• Information supplied

======

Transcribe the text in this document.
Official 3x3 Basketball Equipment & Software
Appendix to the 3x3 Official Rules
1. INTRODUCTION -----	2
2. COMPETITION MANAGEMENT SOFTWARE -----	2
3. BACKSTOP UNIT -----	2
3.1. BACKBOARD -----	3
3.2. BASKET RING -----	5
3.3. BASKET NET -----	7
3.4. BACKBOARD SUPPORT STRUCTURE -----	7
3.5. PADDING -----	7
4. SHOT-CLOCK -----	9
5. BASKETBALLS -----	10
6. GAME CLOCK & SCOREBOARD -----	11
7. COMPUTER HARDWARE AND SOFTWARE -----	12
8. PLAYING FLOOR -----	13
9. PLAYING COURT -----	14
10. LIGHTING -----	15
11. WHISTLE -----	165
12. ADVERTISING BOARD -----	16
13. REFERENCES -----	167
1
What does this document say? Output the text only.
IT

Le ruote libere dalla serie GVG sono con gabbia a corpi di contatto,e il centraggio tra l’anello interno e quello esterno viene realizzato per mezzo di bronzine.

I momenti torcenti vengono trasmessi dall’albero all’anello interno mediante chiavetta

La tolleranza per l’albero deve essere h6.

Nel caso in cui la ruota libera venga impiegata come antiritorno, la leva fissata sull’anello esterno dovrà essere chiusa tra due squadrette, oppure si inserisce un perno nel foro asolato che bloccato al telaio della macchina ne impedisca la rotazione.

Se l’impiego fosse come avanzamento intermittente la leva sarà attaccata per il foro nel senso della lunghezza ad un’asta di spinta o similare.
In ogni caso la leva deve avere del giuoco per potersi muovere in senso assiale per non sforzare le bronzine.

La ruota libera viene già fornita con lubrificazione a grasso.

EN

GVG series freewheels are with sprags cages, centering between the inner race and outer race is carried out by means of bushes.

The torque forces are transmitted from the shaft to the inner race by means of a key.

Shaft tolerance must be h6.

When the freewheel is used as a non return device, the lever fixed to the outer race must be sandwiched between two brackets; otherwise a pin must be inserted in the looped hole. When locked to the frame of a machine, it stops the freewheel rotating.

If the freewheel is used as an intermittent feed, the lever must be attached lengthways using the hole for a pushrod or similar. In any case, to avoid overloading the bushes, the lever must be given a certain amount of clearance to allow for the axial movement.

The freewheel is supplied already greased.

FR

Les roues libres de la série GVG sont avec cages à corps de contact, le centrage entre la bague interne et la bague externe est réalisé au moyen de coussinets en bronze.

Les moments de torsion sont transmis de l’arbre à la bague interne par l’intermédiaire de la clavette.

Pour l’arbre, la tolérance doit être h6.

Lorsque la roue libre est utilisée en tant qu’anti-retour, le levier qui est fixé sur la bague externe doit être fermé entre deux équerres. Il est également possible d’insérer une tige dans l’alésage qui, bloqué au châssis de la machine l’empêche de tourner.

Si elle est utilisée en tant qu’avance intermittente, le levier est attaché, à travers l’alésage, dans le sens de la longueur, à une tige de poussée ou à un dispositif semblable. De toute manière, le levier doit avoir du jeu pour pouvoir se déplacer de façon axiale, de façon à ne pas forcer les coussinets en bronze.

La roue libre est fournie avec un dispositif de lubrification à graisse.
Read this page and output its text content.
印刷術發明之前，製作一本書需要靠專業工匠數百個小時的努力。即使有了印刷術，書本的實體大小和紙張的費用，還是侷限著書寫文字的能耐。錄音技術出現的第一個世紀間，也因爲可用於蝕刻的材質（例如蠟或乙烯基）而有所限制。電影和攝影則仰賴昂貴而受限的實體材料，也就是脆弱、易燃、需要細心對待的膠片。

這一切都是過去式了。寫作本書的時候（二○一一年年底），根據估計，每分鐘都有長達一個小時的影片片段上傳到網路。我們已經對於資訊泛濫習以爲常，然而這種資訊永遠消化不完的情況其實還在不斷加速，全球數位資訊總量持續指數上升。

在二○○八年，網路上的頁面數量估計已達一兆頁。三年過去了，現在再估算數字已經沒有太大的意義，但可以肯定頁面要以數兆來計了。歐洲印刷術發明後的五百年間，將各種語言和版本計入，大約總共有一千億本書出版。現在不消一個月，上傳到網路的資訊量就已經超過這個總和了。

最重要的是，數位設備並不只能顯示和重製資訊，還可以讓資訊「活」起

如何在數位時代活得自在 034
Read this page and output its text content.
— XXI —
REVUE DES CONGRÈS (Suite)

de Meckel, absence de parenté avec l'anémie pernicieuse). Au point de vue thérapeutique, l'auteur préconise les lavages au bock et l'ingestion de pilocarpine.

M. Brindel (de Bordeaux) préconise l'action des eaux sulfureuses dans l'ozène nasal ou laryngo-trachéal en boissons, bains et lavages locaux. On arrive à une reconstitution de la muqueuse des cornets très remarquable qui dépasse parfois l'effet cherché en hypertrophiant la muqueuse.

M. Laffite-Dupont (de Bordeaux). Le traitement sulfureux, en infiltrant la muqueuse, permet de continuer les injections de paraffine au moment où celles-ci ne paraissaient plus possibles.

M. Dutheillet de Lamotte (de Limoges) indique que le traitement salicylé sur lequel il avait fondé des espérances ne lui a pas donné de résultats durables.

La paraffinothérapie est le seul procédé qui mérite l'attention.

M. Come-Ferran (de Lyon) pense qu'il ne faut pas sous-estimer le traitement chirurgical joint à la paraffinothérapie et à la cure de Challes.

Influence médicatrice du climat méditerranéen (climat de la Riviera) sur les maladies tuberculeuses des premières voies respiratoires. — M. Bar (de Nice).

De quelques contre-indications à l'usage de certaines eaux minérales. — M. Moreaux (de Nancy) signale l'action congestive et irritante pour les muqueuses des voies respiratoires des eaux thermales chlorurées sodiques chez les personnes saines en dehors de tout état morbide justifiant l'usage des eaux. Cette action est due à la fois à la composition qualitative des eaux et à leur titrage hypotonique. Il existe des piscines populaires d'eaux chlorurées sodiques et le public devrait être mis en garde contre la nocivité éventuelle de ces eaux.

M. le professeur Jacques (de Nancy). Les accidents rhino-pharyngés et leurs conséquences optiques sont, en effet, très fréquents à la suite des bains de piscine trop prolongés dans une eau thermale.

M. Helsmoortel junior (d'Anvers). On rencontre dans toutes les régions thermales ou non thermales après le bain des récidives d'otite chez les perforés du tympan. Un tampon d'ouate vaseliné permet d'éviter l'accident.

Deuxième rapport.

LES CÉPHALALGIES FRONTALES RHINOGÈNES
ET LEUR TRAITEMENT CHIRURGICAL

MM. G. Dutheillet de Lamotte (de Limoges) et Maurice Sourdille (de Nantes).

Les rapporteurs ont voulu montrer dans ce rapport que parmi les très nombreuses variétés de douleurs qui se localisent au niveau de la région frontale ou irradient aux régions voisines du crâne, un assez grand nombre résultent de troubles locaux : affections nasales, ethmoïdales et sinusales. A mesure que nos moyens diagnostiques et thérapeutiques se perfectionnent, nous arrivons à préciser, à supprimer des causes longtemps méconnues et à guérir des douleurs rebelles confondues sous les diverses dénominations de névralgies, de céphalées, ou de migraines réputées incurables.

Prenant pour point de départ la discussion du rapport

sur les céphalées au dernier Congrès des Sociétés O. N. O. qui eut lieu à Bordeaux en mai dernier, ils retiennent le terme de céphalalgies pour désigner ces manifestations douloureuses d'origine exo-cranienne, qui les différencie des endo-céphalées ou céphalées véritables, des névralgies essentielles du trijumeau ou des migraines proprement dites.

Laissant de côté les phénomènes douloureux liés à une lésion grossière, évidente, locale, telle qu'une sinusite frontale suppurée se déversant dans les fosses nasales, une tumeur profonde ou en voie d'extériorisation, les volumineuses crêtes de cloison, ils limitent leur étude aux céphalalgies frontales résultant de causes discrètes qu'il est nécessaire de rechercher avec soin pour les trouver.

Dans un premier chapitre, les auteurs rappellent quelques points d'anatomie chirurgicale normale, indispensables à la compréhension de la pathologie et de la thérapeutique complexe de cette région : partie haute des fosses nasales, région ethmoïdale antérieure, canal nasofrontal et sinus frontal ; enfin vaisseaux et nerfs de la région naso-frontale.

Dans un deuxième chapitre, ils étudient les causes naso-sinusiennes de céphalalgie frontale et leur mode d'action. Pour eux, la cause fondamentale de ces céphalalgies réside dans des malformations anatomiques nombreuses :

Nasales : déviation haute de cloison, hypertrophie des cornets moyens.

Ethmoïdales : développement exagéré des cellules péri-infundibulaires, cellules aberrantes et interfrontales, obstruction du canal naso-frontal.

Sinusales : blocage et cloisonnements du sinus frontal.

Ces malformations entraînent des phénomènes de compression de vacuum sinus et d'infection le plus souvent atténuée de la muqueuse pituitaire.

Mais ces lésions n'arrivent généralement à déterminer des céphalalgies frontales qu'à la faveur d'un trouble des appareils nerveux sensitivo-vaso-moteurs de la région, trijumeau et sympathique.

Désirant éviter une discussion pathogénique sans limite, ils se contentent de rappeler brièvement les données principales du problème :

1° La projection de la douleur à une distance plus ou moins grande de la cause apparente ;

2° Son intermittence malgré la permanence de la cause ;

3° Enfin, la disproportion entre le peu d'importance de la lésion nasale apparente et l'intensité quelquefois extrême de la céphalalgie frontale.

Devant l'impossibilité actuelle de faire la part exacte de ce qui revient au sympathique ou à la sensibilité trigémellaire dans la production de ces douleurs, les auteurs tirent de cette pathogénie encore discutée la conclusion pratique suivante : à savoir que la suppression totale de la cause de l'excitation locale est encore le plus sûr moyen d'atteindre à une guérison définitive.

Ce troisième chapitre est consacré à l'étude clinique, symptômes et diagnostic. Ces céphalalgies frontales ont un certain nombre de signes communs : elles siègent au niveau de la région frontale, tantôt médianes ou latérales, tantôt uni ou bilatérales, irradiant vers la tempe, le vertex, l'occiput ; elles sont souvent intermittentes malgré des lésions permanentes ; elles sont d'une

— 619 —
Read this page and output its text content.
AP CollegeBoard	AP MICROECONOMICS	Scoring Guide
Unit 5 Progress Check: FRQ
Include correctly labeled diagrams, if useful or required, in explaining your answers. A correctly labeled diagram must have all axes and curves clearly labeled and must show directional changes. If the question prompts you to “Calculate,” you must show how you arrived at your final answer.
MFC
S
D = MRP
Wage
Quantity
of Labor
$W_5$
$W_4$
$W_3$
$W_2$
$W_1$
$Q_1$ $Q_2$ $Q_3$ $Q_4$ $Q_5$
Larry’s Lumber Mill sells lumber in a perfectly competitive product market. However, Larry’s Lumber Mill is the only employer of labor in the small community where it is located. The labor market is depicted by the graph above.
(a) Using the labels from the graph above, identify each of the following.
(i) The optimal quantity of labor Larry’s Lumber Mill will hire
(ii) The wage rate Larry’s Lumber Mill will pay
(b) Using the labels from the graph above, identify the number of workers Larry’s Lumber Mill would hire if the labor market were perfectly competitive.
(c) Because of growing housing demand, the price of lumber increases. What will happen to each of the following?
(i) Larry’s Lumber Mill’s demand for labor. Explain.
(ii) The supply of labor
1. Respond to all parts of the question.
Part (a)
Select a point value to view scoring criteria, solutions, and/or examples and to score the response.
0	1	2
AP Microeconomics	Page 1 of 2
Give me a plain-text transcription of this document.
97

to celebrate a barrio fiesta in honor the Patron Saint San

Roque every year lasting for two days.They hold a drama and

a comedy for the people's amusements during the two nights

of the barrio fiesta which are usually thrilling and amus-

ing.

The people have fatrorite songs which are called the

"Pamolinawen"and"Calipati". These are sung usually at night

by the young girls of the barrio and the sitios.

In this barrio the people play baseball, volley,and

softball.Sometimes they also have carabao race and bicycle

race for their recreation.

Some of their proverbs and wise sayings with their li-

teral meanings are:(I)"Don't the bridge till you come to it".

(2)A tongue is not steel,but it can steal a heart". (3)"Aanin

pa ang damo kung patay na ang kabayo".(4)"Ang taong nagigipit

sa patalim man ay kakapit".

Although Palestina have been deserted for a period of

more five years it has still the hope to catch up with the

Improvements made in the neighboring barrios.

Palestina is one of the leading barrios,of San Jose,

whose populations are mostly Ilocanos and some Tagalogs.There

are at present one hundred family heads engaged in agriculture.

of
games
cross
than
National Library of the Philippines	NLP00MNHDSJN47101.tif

======

• Task description
State how many lines of the records above contain the word "document", giving only that number.

• Answer to the task
3